* _PROBLEM STATEMENT_: Type the records out again in full, exactly.

* _Saved entries_:

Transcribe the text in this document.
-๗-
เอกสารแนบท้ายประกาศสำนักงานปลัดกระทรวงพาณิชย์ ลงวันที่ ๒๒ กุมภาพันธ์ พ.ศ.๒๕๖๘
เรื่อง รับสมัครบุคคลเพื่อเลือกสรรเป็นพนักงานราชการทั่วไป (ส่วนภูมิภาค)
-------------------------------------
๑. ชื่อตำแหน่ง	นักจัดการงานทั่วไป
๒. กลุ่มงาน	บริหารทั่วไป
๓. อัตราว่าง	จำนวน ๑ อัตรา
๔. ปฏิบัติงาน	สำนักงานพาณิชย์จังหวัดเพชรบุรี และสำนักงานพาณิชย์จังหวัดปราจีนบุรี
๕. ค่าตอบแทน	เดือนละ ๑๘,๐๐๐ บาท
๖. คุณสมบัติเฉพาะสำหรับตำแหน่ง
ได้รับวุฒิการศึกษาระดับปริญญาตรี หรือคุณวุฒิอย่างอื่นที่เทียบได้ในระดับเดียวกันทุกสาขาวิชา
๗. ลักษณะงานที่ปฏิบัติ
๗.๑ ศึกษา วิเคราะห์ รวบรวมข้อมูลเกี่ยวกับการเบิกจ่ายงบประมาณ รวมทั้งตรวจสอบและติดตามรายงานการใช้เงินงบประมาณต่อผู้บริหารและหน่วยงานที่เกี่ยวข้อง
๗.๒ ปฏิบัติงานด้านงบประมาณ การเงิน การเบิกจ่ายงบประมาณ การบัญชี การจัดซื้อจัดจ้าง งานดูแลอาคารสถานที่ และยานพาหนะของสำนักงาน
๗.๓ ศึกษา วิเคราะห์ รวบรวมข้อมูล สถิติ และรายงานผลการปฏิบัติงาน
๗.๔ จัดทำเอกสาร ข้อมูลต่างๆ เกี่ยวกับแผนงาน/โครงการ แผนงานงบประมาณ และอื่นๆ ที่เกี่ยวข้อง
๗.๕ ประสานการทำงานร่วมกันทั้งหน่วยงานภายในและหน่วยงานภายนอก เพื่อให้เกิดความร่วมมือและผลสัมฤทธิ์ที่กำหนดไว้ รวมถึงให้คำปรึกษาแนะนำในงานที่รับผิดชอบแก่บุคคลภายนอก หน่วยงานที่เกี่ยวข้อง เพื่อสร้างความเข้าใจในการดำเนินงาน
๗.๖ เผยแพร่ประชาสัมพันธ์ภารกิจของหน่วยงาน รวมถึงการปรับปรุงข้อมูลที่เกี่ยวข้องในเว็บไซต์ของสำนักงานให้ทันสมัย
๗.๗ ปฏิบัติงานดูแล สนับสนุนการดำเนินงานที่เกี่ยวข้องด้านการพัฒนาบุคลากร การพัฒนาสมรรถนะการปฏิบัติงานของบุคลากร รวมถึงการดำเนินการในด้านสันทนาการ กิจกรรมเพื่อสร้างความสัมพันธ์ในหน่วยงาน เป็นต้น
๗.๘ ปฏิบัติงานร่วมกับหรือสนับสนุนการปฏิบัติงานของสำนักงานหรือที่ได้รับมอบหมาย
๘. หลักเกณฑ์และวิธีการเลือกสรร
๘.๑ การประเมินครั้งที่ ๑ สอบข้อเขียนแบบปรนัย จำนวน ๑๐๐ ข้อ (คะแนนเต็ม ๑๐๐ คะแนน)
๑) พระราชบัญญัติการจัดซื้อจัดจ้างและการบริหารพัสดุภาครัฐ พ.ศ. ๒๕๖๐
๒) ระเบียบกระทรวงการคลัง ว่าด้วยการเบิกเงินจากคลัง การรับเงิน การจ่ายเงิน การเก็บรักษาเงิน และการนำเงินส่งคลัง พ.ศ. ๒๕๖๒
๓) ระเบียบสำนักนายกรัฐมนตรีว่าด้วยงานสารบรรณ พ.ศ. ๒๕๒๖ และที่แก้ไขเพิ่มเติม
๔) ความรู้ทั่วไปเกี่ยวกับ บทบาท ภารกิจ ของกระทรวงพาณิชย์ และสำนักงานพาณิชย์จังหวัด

* _ANSWER BELOW_:
Transcribe the text in this document.
-๗-
เอกสารแนบท้ายประกาศสำนักงานปลัดกระทรวงพาณิชย์ ลงวันที่ ๒๒ กุมภาพันธ์ พ.ศ.๒๕๖๘
เรื่อง รับสมัครบุคคลเพื่อเลือกสรรเป็นพนักงานราชการทั่วไป (ส่วนภูมิภาค)
-------------------------------------
๑. ชื่อตำแหน่ง	นักจัดการงานทั่วไป
๒. กลุ่มงาน	บริหารทั่วไป
๓. อัตราว่าง	จำนวน ๑ อัตรา
๔. ปฏิบัติงาน	สำนักงานพาณิชย์จังหวัดเพชรบุรี และสำนักงานพาณิชย์จังหวัดปราจีนบุรี
๕. ค่าตอบแทน	เดือนละ ๑๘,๐๐๐ บาท
๖. คุณสมบัติเฉพาะสำหรับตำแหน่ง
ได้รับวุฒิการศึกษาระดับปริญญาตรี หรือคุณวุฒิอย่างอื่นที่เทียบได้ในระดับเดียวกันทุกสาขาวิชา
๗. ลักษณะงานที่ปฏิบัติ
๗.๑ ศึกษา วิเคราะห์ รวบรวมข้อมูลเกี่ยวกับการเบิกจ่ายงบประมาณ รวมทั้งตรวจสอบและติดตามรายงานการใช้เงินงบประมาณต่อผู้บริหารและหน่วยงานที่เกี่ยวข้อง
๗.๒ ปฏิบัติงานด้านงบประมาณ การเงิน การเบิกจ่ายงบประมาณ การบัญชี การจัดซื้อจัดจ้าง งานดูแลอาคารสถานที่ และยานพาหนะของสำนักงาน
๗.๓ ศึกษา วิเคราะห์ รวบรวมข้อมูล สถิติ และรายงานผลการปฏิบัติงาน
๗.๔ จัดทำเอกสาร ข้อมูลต่างๆ เกี่ยวกับแผนงาน/โครงการ แผนงานงบประมาณ และอื่นๆ ที่เกี่ยวข้อง
๗.๕ ประสานการทำงานร่วมกันทั้งหน่วยงานภายในและหน่วยงานภายนอก เพื่อให้เกิดความร่วมมือและผลสัมฤทธิ์ที่กำหนดไว้ รวมถึงให้คำปรึกษาแนะนำในงานที่รับผิดชอบแก่บุคคลภายนอก หน่วยงานที่เกี่ยวข้อง เพื่อสร้างความเข้าใจในการดำเนินงาน
๗.๖ เผยแพร่ประชาสัมพันธ์ภารกิจของหน่วยงาน รวมถึงการปรับปรุงข้อมูลที่เกี่ยวข้องในเว็บไซต์ของสำนักงานให้ทันสมัย
๗.๗ ปฏิบัติงานดูแล สนับสนุนการดำเนินงานที่เกี่ยวข้องด้านการพัฒนาบุคลากร การพัฒนาสมรรถนะการปฏิบัติงานของบุคลากร รวมถึงการดำเนินการในด้านสันทนาการ กิจกรรมเพื่อสร้างความสัมพันธ์ในหน่วยงาน เป็นต้น
๗.๘ ปฏิบัติงานร่วมกับหรือสนับสนุนการปฏิบัติงานของสำนักงานหรือที่ได้รับมอบหมาย
๘. หลักเกณฑ์และวิธีการเลือกสรร
๘.๑ การประเมินครั้งที่ ๑ สอบข้อเขียนแบบปรนัย จำนวน ๑๐๐ ข้อ (คะแนนเต็ม ๑๐๐ คะแนน)
๑) พระราชบัญญัติการจัดซื้อจัดจ้างและการบริหารพัสดุภาครัฐ พ.ศ. ๒๕๖๐
๒) ระเบียบกระทรวงการคลัง ว่าด้วยการเบิกเงินจากคลัง การรับเงิน การจ่ายเงิน การเก็บรักษาเงิน และการนำเงินส่งคลัง พ.ศ. ๒๕๖๒
๓) ระเบียบสำนักนายกรัฐมนตรีว่าด้วยงานสารบรรณ พ.ศ. ๒๕๒๖ และที่แก้ไขเพิ่มเติม
๔) ความรู้ทั่วไปเกี่ยวกับ บทบาท ภารกิจ ของกระทรวงพาณิชย์ และสำนักงานพาณิชย์จังหวัด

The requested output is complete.